*** Opening of RECORDS FOR THIS EXERCISE ***

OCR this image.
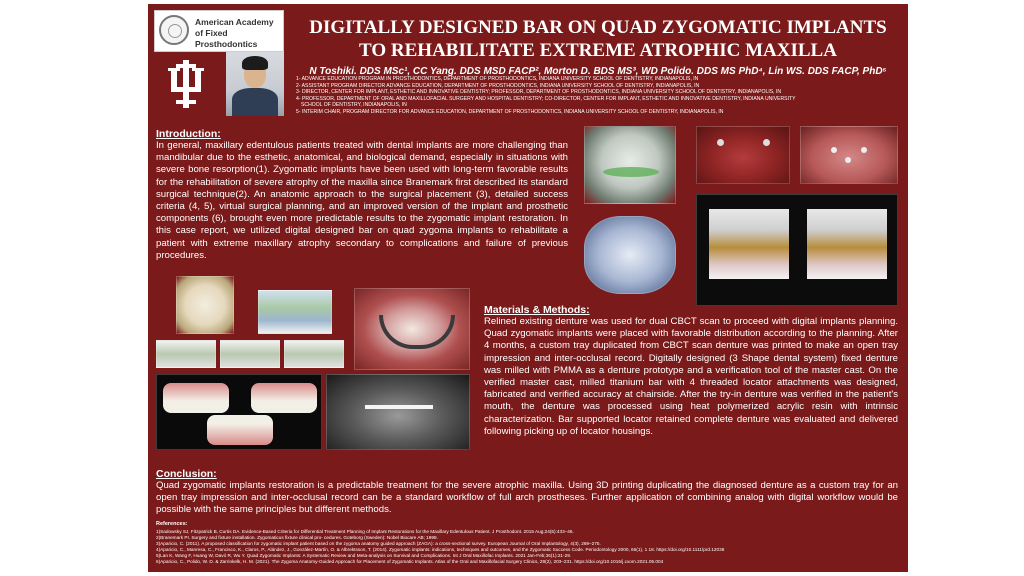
American Academy of Fixed Prosthodontics
DIGITALLY DESIGNED BAR ON QUAD ZYGOMATIC IMPLANTS TO REHABILITATE EXTREME ATROPHIC MAXILLA
N Toshiki. DDS MSc¹, CC Yang. DDS MSD FACP², Morton D. BDS MS³, WD Polido. DDS MS PhD⁴, Lin WS. DDS FACP, PhD⁵
1- ADVANCE EDUCATION PROGRAM IN PROSTHODONTICS, DEPARTMENT OF PROSTHODONTICS, INDIANA UNIVERSITY SCHOOL OF DENTISTRY, INDIANAPOLIS, IN
2- ASSISTANT PROGRAM DIRECTOR ADVANCE EDUCATION, DEPARTMENT OF PROSTHODONTICS, INDIANA UNIVERSITY SCHOOL OF DENTISTRY, INDIANAPOLIS, IN
3- DIRECTOR, CENTER FOR IMPLANT, ESTHETIC AND INNOVATIVE DENTISTRY; PROFESSOR, DEPARTMENT OF PROSTHODONTICS, INDIANA UNIVERSITY SCHOOL OF DENTISTRY, INDIANAPOLIS, IN
4- PROFESSOR, DEPARTMENT OF ORAL AND MAXILLOFACIAL SURGERY AND HOSPITAL DENTISTRY; CO-DIRECTOR, CENTER FOR IMPLANT, ESTHETIC AND INNOVATIVE DENTISTRY, INDIANA UNIVERSITY
SCHOOL OF DENTISTRY, INDIANAPOLIS, IN
5- INTERIM CHAIR, PROGRAM DIRECTOR FOR ADVANCE EDUCATION, DEPARTMENT OF PROSTHODONTICS, INDIANA UNIVERSITY SCHOOL OF DENTISTRY, INDIANAPOLIS, IN
Introduction:
In general, maxillary edentulous patients treated with dental implants are more challenging than mandibular due to the esthetic, anatomical, and biological demand, especially in situations with severe bone resorption(1). Zygomatic implants have been used with long-term favorable results for the rehabilitation of severe atrophy of the maxilla since Branemark first described its standard surgical technique(2). An anatomic approach to the surgical placement (3), detailed success criteria (4, 5), virtual surgical planning, and an improved version of the implant and prosthetic components (6), brought even more predictable results to the zygomatic implant restoration. In this case report, we utilized digital designed bar on quad zygoma implants to rehabilitate a patient with extreme maxillary atrophy secondary to complications and failure of previous procedures.
Materials & Methods:
Relined existing denture was used for dual CBCT scan to proceed with digital implants planning. Quad zygomatic implants were placed with favorable distribution according to the planning. After 4 months, a custom tray duplicated from CBCT scan denture was printed to make an open tray impression and inter-occlusal record. Digitally designed (3 Shape dental system) fixed denture was milled with PMMA as a denture prototype and a verification tool of the master cast. On the verified master cast, milled titanium bar with 4 threaded locator attachments was designed, fabricated and verified accuracy at chairside. After the try-in denture was verified in the patient's mouth, the denture was processed using heat polymerized acrylic resin with intrinsic characterization. Bar supported locator retained complete denture was evaluated and delivered following picking up of locator housings.
Conclusion:
Quad zygomatic implants restoration is a predictable treatment for the severe atrophic maxilla. Using 3D printing duplicating the diagnosed denture as a custom tray for an open tray impression and inter-occlusal record can be a standard workflow of full arch prostheses. Further application of combining analog with digital workflow would be possible with the same principles but different methods.
References:
1)Sadowsky SJ, Fitzpatrick B, Curtis DA. Evidence-Based Criteria for Differential Treatment Planning of Implant Restorations for the Maxillary Edentulous Patient. J Prosthodont. 2015 Aug;24(6):433–46.
2)Branemark PI. Surgery and fixture installation. Zygomaticus fixture clinical pro- cedures. Goteborg (Sweden): Nobel Biocare AB; 1998.
3)Aparicio, C. (2011). A proposed classification for zygomatic implant patient based on the zygoma anatomy guided approach (ZAGA): a cross-sectional survey. European Journal of Oral Implantology, 4(3), 269–275.
4)Aparicio, C., Manresa, C., Francisco, K., Claros, P., Alández, J., González-Martín, O. & Albrektsson, T. (2014). Zygomatic implants: indications, techniques and outcomes, and the Zygomatic Success Code. Periodontology 2000, 66(1), 1 18. https://doi.org/10.1111/prd.12038
5)Lan K, Wang F, Huang W, Davó R, Wu Y. Quad Zygomatic Implants: A Systematic Review and Meta-analysis on Survival and Complications. Int J Oral Maxillofac Implants. 2021 Jan-Feb;36(1):21-29.
6)Aparicio, C., Polido, W. D. & Zarrinkelk, H. M. (2021). The Zygoma Anatomy-Guided Approach for Placement of Zygomatic Implants. Atlas of the Oral and Maxillofacial Surgery Clinics, 29(2), 203–231. https://doi.org/10.1016/j.cxom.2021.05.004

*** Close of RECORDS FOR THIS EXERCISE ***

> _EXERCISE DIRECTIONS_
What lines above hold the word "DIRECTOR"? List them all.

> _EXERCISE OUTPUT_
2- ASSISTANT PROGRAM DIRECTOR ADVANCE EDUCATION, DEPARTMENT OF PROSTHODONTICS, INDIANA UNIVERSITY SCHOOL OF DENTISTRY, INDIANAPOLIS, IN
3- DIRECTOR, CENTER FOR IMPLANT, ESTHETIC AND INNOVATIVE DENTISTRY; PROFESSOR, DEPARTMENT OF PROSTHODONTICS, INDIANA UNIVERSITY SCHOOL OF DENTISTRY, INDIANAPOLIS, IN
4- PROFESSOR, DEPARTMENT OF ORAL AND MAXILLOFACIAL SURGERY AND HOSPITAL DENTISTRY; CO-DIRECTOR, CENTER FOR IMPLANT, ESTHETIC AND INNOVATIVE DENTISTRY, INDIANA UNIVERSITY
5- INTERIM CHAIR, PROGRAM DIRECTOR FOR ADVANCE EDUCATION, DEPARTMENT OF PROSTHODONTICS, INDIANA UNIVERSITY SCHOOL OF DENTISTRY, INDIANAPOLIS, IN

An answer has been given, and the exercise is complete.